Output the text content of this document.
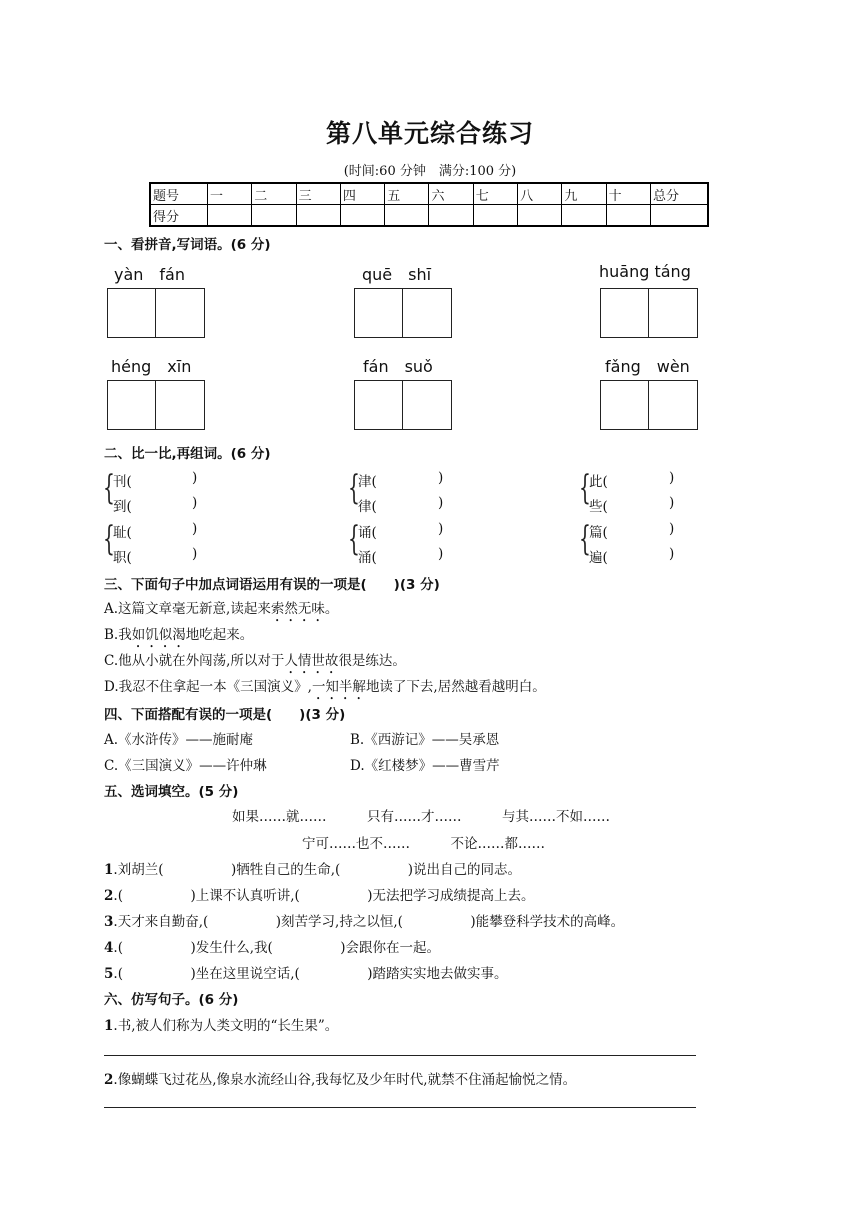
第八单元综合练习
(时间:60 分钟　满分:100 分)
题号	一	二	三	四	五	六	七	八	九	十	总分
得分											
一、看拼音,写词语。(6 分)
yàn　fán	quē　shī	huāng táng
héng　xīn	fán　suǒ	fǎng　wèn
二、比一比,再组词。(6 分)
{
刊(	)
到(	)	{
津(	)
律(	)	{
此(	)
些(	)
{
耻(	)
职(	)	{
诵(	)
涌(	)	{
篇(	)
遍(	)
三、下面句子中加点词语运用有误的一项是(　　)(3 分)
A.这篇文章毫无新意,读起来索然无味。
B.我如饥似渴地吃起来。
C.他从小就在外闯荡,所以对于人情世故很是练达。
D.我忍不住拿起一本《三国演义》,一知半解地读了下去,居然越看越明白。
四、下面搭配有误的一项是(　　)(3 分)
A.《水浒传》——施耐庵	B.《西游记》——吴承恩
C.《三国演义》——许仲琳	D.《红楼梦》——曹雪芹
五、选词填空。(5 分)
如果……就……　　　只有……才……　　　与其……不如……
宁可……也不……　　　不论……都……
1.刘胡兰(　　　　　)牺牲自己的生命,(　　　　　)说出自己的同志。
2.(　　　　　)上课不认真听讲,(　　　　　)无法把学习成绩提高上去。
3.天才来自勤奋,(　　　　　)刻苦学习,持之以恒,(　　　　　)能攀登科学技术的高峰。
4.(　　　　　)发生什么,我(　　　　　)会跟你在一起。
5.(　　　　　)坐在这里说空话,(　　　　　)踏踏实实地去做实事。
六、仿写句子。(6 分)
1.书,被人们称为人类文明的“长生果”。
2.像蝴蝶飞过花丛,像泉水流经山谷,我每忆及少年时代,就禁不住涌起愉悦之情。
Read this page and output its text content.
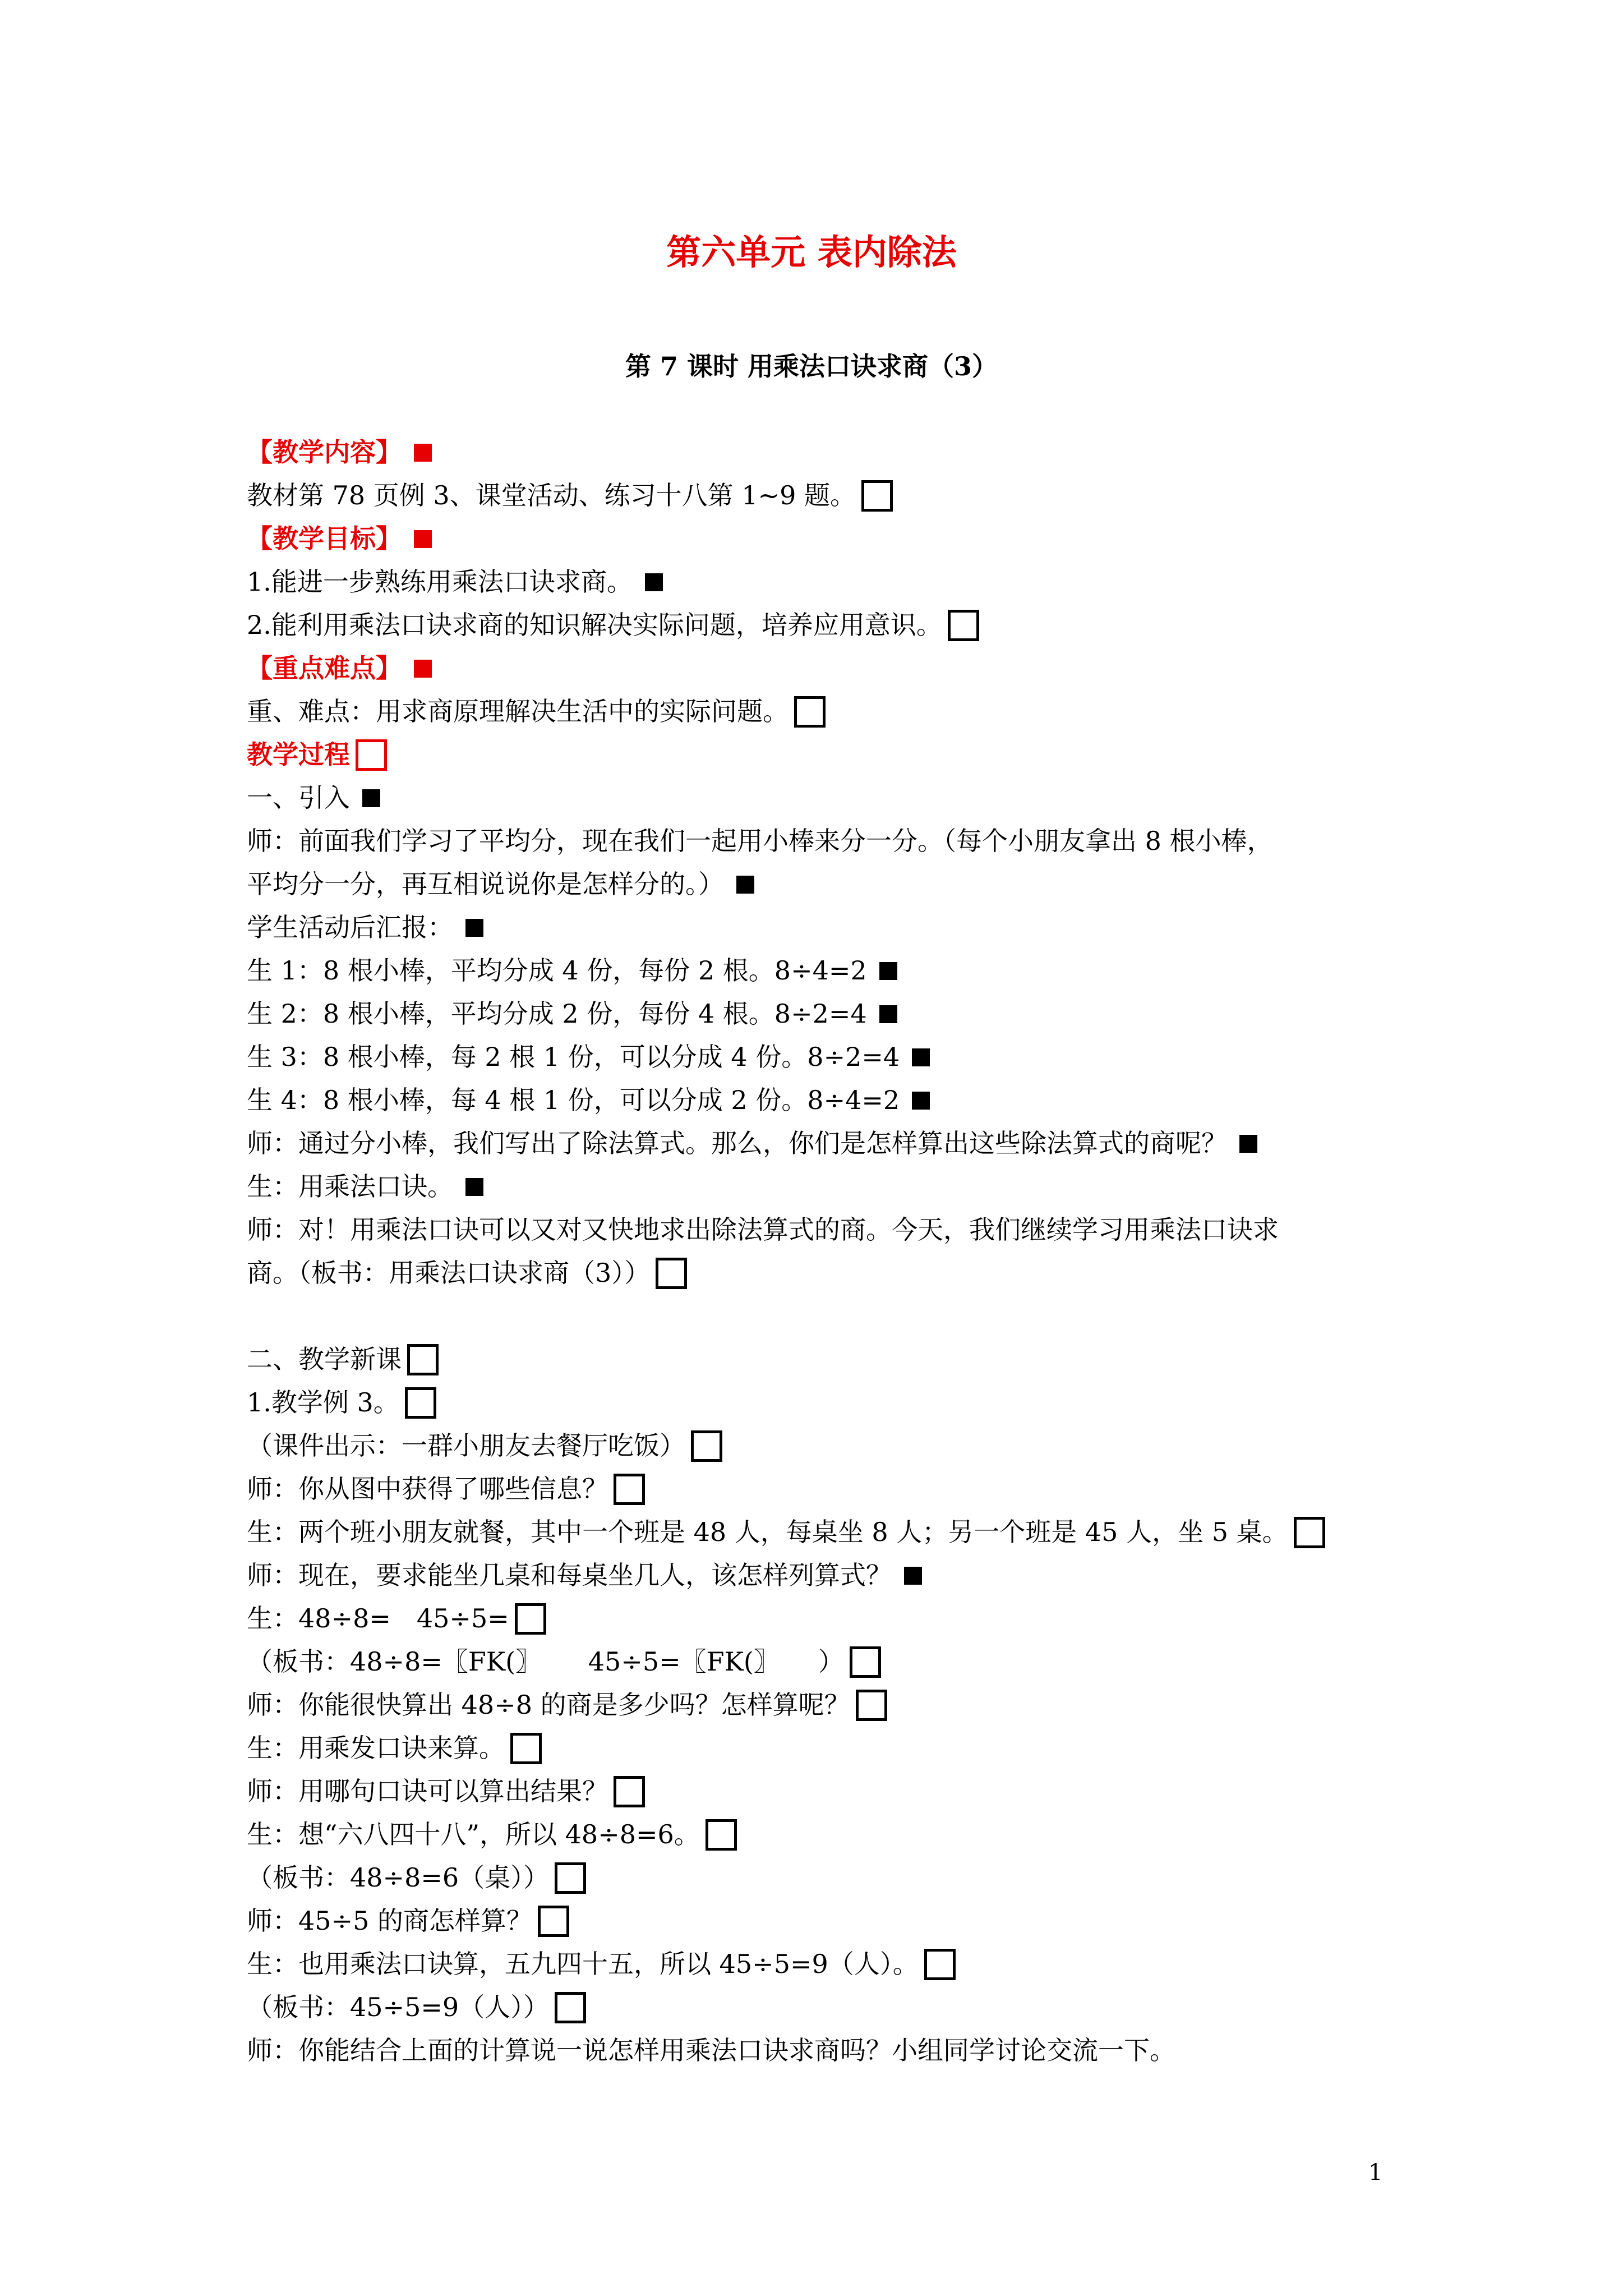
第六单元 表内除法
第 7 课时 用乘法口诀求商（3）
【教学内容】
教材第 78 页例 3、课堂活动、练习十八第 1~9 题。
【教学目标】
1.能进一步熟练用乘法口诀求商。
2.能利用乘法口诀求商的知识解决实际问题，培养应用意识。
【重点难点】
重、难点：用求商原理解决生活中的实际问题。
教学过程
一、引入
师：前面我们学习了平均分，现在我们一起用小棒来分一分。（每个小朋友拿出 8 根小棒，
平均分一分，再互相说说你是怎样分的。）
学生活动后汇报：
生 1：8 根小棒，平均分成 4 份，每份 2 根。8÷4=2
生 2：8 根小棒，平均分成 2 份，每份 4 根。8÷2=4
生 3：8 根小棒，每 2 根 1 份，可以分成 4 份。8÷2=4
生 4：8 根小棒，每 4 根 1 份，可以分成 2 份。8÷4=2
师：通过分小棒，我们写出了除法算式。那么，你们是怎样算出这些除法算式的商呢？
生：用乘法口诀。
师：对！用乘法口诀可以又对又快地求出除法算式的商。今天，我们继续学习用乘法口诀求
商。（板书：用乘法口诀求商（3））
二、教学新课
1.教学例 3。
（课件出示：一群小朋友去餐厅吃饭）
师：你从图中获得了哪些信息？
生：两个班小朋友就餐，其中一个班是 48 人，每桌坐 8 人；另一个班是 45 人，坐 5 桌。
师：现在，要求能坐几桌和每桌坐几人，该怎样列算式？
生：48÷8=　45÷5=
（板书：48÷8=〖FK(〗　　 45÷5=〖FK(〗　　）
师：你能很快算出 48÷8 的商是多少吗？怎样算呢？
生：用乘发口诀来算。
师：用哪句口诀可以算出结果？
生：想“六八四十八”，所以 48÷8=6。
（板书：48÷8=6（桌））
师：45÷5 的商怎样算？
生：也用乘法口诀算，五九四十五，所以 45÷5=9（人）。
（板书：45÷5=9（人））
师：你能结合上面的计算说一说怎样用乘法口诀求商吗？小组同学讨论交流一下。
1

== What is expected ==
Restate the records above in full, word for word. Keep pictures out.

== Final result ==
Output the text content of this document.
第八单元综合练习
(时间:60 分钟　满分:100 分)
题号	一	二	三	四	五	六	七	八	九	十	总分
得分											
一、看拼音,写词语。(6 分)
yàn　fán	quē　shī	huāng táng
héng　xīn	fán　suǒ	fǎng　wèn
二、比一比,再组词。(6 分)
{
刊(	)
到(	)	{
津(	)
律(	)	{
此(	)
些(	)
{
耻(	)
职(	)	{
诵(	)
涌(	)	{
篇(	)
遍(	)
三、下面句子中加点词语运用有误的一项是(　　)(3 分)
A.这篇文章毫无新意,读起来索然无味。
B.我如饥似渴地吃起来。
C.他从小就在外闯荡,所以对于人情世故很是练达。
D.我忍不住拿起一本《三国演义》,一知半解地读了下去,居然越看越明白。
四、下面搭配有误的一项是(　　)(3 分)
A.《水浒传》——施耐庵	B.《西游记》——吴承恩
C.《三国演义》——许仲琳	D.《红楼梦》——曹雪芹
五、选词填空。(5 分)
如果……就……　　　只有……才……　　　与其……不如……
宁可……也不……　　　不论……都……
1.刘胡兰(　　　　　)牺牲自己的生命,(　　　　　)说出自己的同志。
2.(　　　　　)上课不认真听讲,(　　　　　)无法把学习成绩提高上去。
3.天才来自勤奋,(　　　　　)刻苦学习,持之以恒,(　　　　　)能攀登科学技术的高峰。
4.(　　　　　)发生什么,我(　　　　　)会跟你在一起。
5.(　　　　　)坐在这里说空话,(　　　　　)踏踏实实地去做实事。
六、仿写句子。(6 分)
1.书,被人们称为人类文明的“长生果”。
2.像蝴蝶飞过花丛,像泉水流经山谷,我每忆及少年时代,就禁不住涌起愉悦之情。
Read this page and output its text content.
第六单元 表内除法
第 7 课时 用乘法口诀求商（3）
【教学内容】
教材第 78 页例 3、课堂活动、练习十八第 1~9 题。
【教学目标】
1.能进一步熟练用乘法口诀求商。
2.能利用乘法口诀求商的知识解决实际问题，培养应用意识。
【重点难点】
重、难点：用求商原理解决生活中的实际问题。
教学过程
一、引入
师：前面我们学习了平均分，现在我们一起用小棒来分一分。（每个小朋友拿出 8 根小棒，
平均分一分，再互相说说你是怎样分的。）
学生活动后汇报：
生 1：8 根小棒，平均分成 4 份，每份 2 根。8÷4=2
生 2：8 根小棒，平均分成 2 份，每份 4 根。8÷2=4
生 3：8 根小棒，每 2 根 1 份，可以分成 4 份。8÷2=4
生 4：8 根小棒，每 4 根 1 份，可以分成 2 份。8÷4=2
师：通过分小棒，我们写出了除法算式。那么，你们是怎样算出这些除法算式的商呢？
生：用乘法口诀。
师：对！用乘法口诀可以又对又快地求出除法算式的商。今天，我们继续学习用乘法口诀求
商。（板书：用乘法口诀求商（3））
二、教学新课
1.教学例 3。
（课件出示：一群小朋友去餐厅吃饭）
师：你从图中获得了哪些信息？
生：两个班小朋友就餐，其中一个班是 48 人，每桌坐 8 人；另一个班是 45 人，坐 5 桌。
师：现在，要求能坐几桌和每桌坐几人，该怎样列算式？
生：48÷8=　45÷5=
（板书：48÷8=〖FK(〗　　 45÷5=〖FK(〗　　）
师：你能很快算出 48÷8 的商是多少吗？怎样算呢？
生：用乘发口诀来算。
师：用哪句口诀可以算出结果？
生：想“六八四十八”，所以 48÷8=6。
（板书：48÷8=6（桌））
师：45÷5 的商怎样算？
生：也用乘法口诀算，五九四十五，所以 45÷5=9（人）。
（板书：45÷5=9（人））
师：你能结合上面的计算说一说怎样用乘法口诀求商吗？小组同学讨论交流一下。
1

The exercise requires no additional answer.